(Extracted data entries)
----------

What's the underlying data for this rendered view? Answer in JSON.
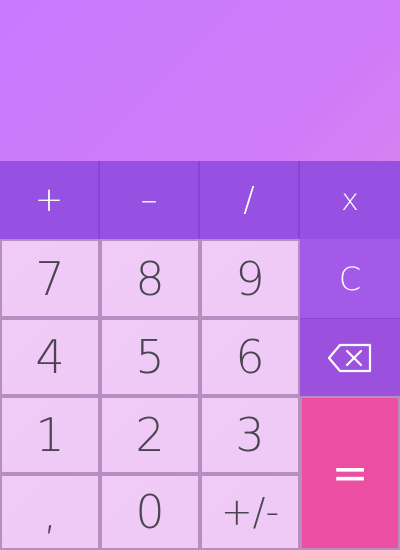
{
  "display": {
    "value": ""
  },
  "operators": {
    "plus": "+",
    "minus": "–",
    "divide": "/",
    "multiply": "x"
  },
  "keypad": {
    "k7": "7",
    "k8": "8",
    "k9": "9",
    "k4": "4",
    "k5": "5",
    "k6": "6",
    "k1": "1",
    "k2": "2",
    "k3": "3",
    "comma": ",",
    "k0": "0",
    "sign": "+/-"
  },
  "side": {
    "clear": "C",
    "backspace_icon": "backspace-icon",
    "equals": "="
  },
  "colors": {
    "display_gradient_start": "#c879ff",
    "display_gradient_end": "#e78fe0",
    "operator_bg": "#9650e2",
    "digit_bg": "#f1cbf8",
    "side_bg": "#a258e6",
    "equals_bg": "#ec4ea4"
  }
}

----------

Transcribe every record above exactly as written, leaving out any pictures.

What's the underlying data for this rendered view? Answer in JSON.
{
  "display": {
    "value": ""
  },
  "operators": {
    "plus": "+",
    "minus": "–",
    "divide": "/",
    "multiply": "x"
  },
  "keypad": {
    "k7": "7",
    "k8": "8",
    "k9": "9",
    "k4": "4",
    "k5": "5",
    "k6": "6",
    "k1": "1",
    "k2": "2",
    "k3": "3",
    "comma": ",",
    "k0": "0",
    "sign": "+/-"
  },
  "side": {
    "clear": "C",
    "backspace_icon": "backspace-icon",
    "equals": "="
  },
  "colors": {
    "display_gradient_start": "#c879ff",
    "display_gradient_end": "#e78fe0",
    "operator_bg": "#9650e2",
    "digit_bg": "#f1cbf8",
    "side_bg": "#a258e6",
    "equals_bg": "#ec4ea4"
  }
}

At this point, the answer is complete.